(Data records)

[START]

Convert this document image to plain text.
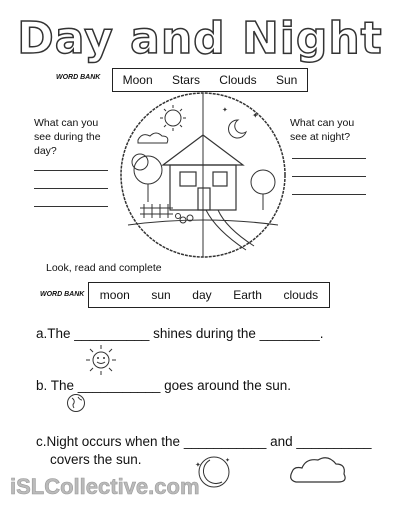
Day and Night
WORD BANK Moon Stars Clouds Sun
What can you see during the day?
What can you see at night?
✦
✦
Look, read and complete
WORD BANK moon sun day Earth clouds
a.The __________ shines during the ________.
b. The ___________ goes around the sun.
c.Night occurs when the ___________ and __________
covers the sun.	✦
✦
iSLCollective.com
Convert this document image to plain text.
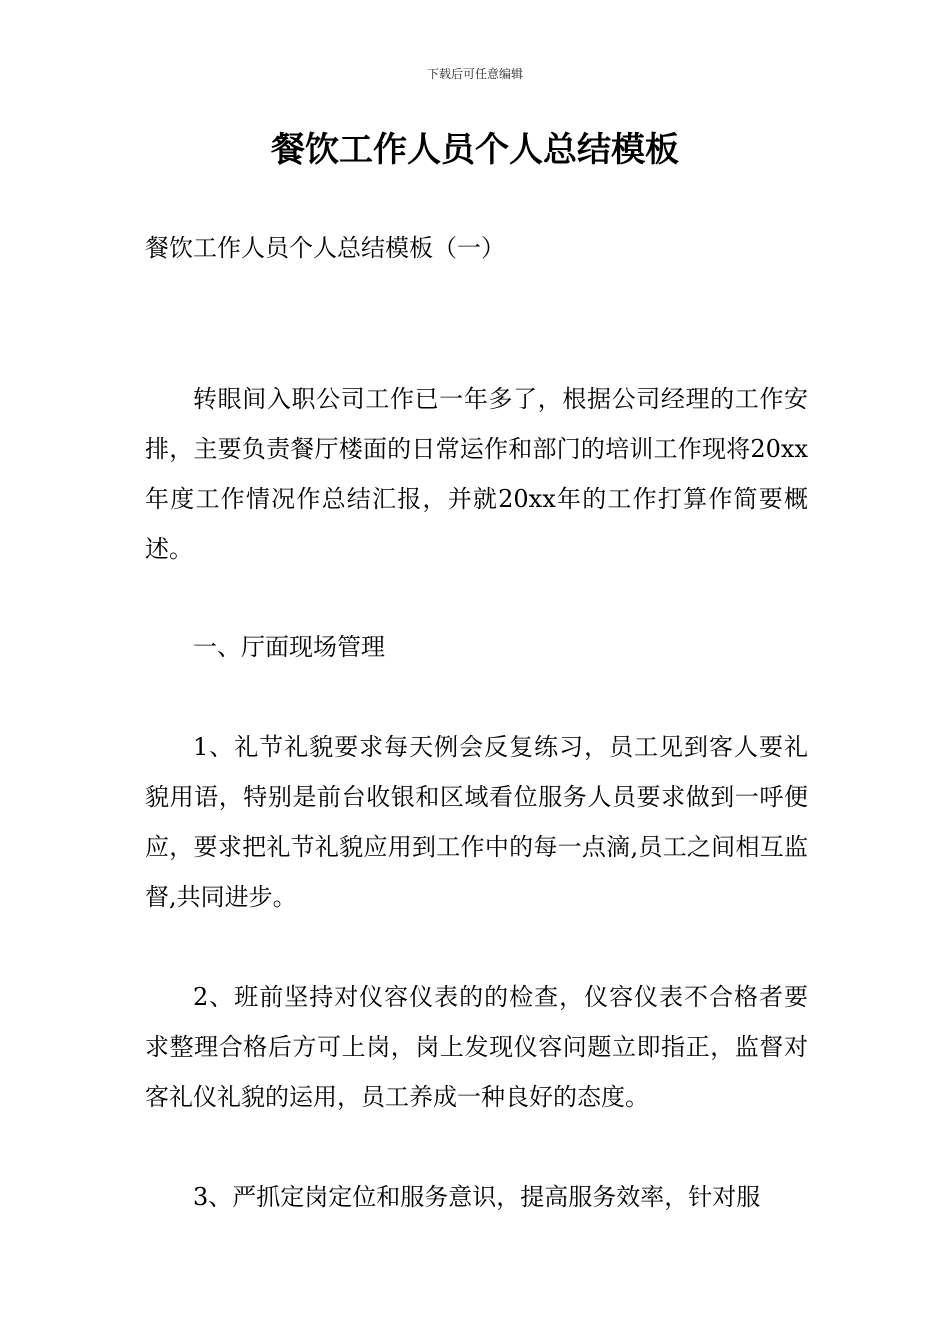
下载后可任意编辑
餐饮工作人员个人总结模板
餐饮工作人员个人总结模板（一）

转眼间入职公司工作已一年多了，根据公司经理的工作安排，主要负责餐厅楼面的日常运作和部门的培训工作现将20xx年度工作情况作总结汇报，并就20xx年的工作打算作简要概述。

一、厅面现场管理

1、礼节礼貌要求每天例会反复练习，员工见到客人要礼貌用语，特别是前台收银和区域看位服务人员要求做到一呼便应，要求把礼节礼貌应用到工作中的每一点滴,员工之间相互监督,共同进步。

2、班前坚持对仪容仪表的的检查，仪容仪表不合格者要求整理合格后方可上岗，岗上发现仪容问题立即指正，监督对客礼仪礼貌的运用，员工养成一种良好的态度。

3、严抓定岗定位和服务意识，提高服务效率，针对服
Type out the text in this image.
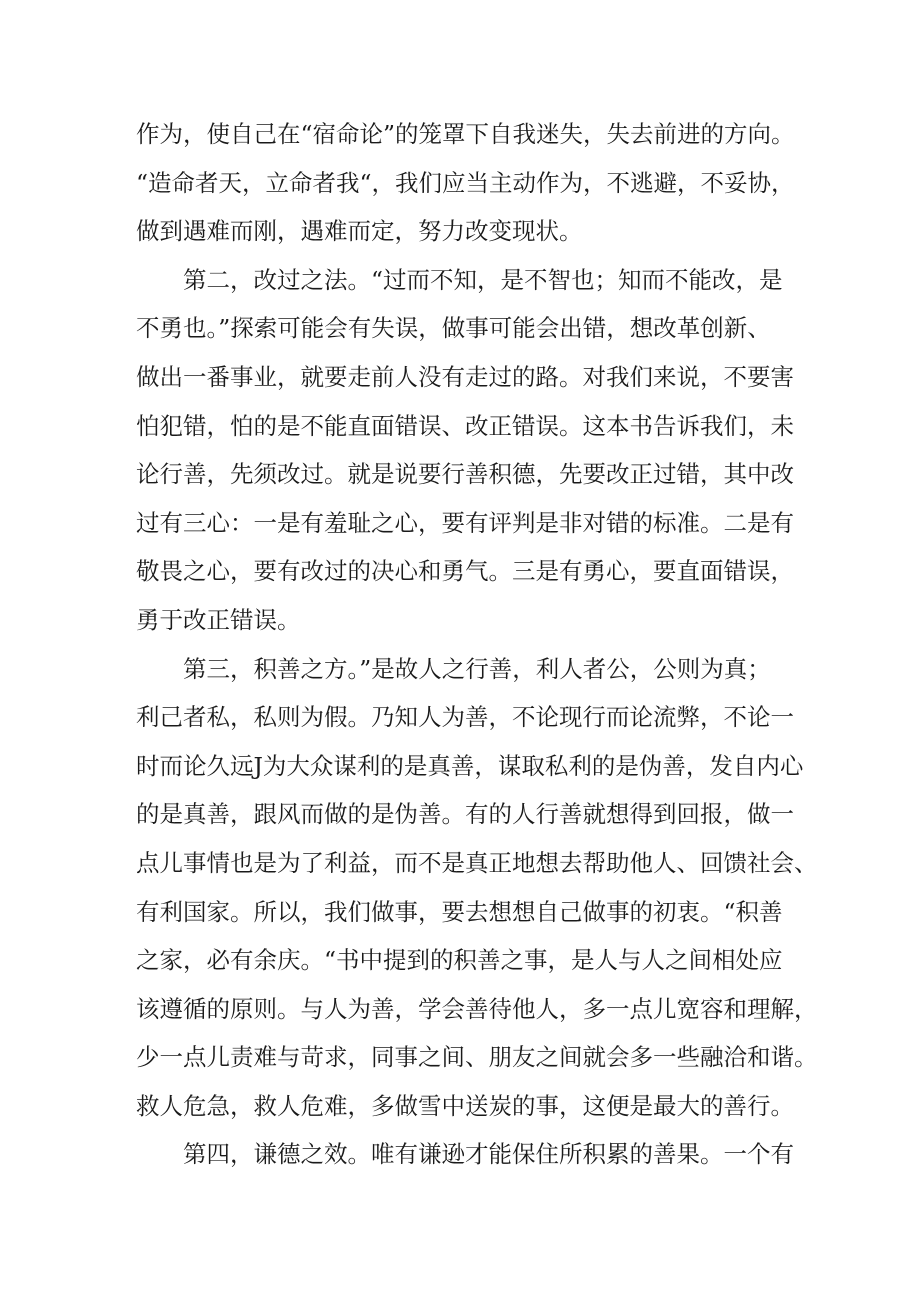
作为，使自己在“宿命论”的笼罩下自我迷失，失去前进的方向。
“造命者天，立命者我“，我们应当主动作为，不逃避，不妥协，
做到遇难而刚，遇难而定，努力改变现状。
第二，改过之法。“过而不知，是不智也；知而不能改，是
不勇也。”探索可能会有失误，做事可能会出错，想改革创新、
做出一番事业，就要走前人没有走过的路。对我们来说，不要害
怕犯错，怕的是不能直面错误、改正错误。这本书告诉我们，未
论行善，先须改过。就是说要行善积德，先要改正过错，其中改
过有三心：一是有羞耻之心，要有评判是非对错的标准。二是有
敬畏之心，要有改过的决心和勇气。三是有勇心，要直面错误，
勇于改正错误。
第三，积善之方。”是故人之行善，利人者公，公则为真；
利己者私，私则为假。乃知人为善，不论现行而论流弊，不论一
时而论久远J为大众谋利的是真善，谋取私利的是伪善，发自内心
的是真善，跟风而做的是伪善。有的人行善就想得到回报，做一
点儿事情也是为了利益，而不是真正地想去帮助他人、回馈社会、
有利国家。所以，我们做事，要去想想自己做事的初衷。“积善
之家，必有余庆。“书中提到的积善之事，是人与人之间相处应
该遵循的原则。与人为善，学会善待他人，多一点儿宽容和理解，
少一点儿责难与苛求，同事之间、朋友之间就会多一些融洽和谐。
救人危急，救人危难，多做雪中送炭的事，这便是最大的善行。
第四，谦德之效。唯有谦逊才能保住所积累的善果。一个有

[END]

◆ What the task requires:
Which lines hold the string "WORD"? Copy all of them from the data above.

◆ Result for this exercise:
WORD BANK Moon Stars Clouds Sun
WORD BANK moon sun day Earth clouds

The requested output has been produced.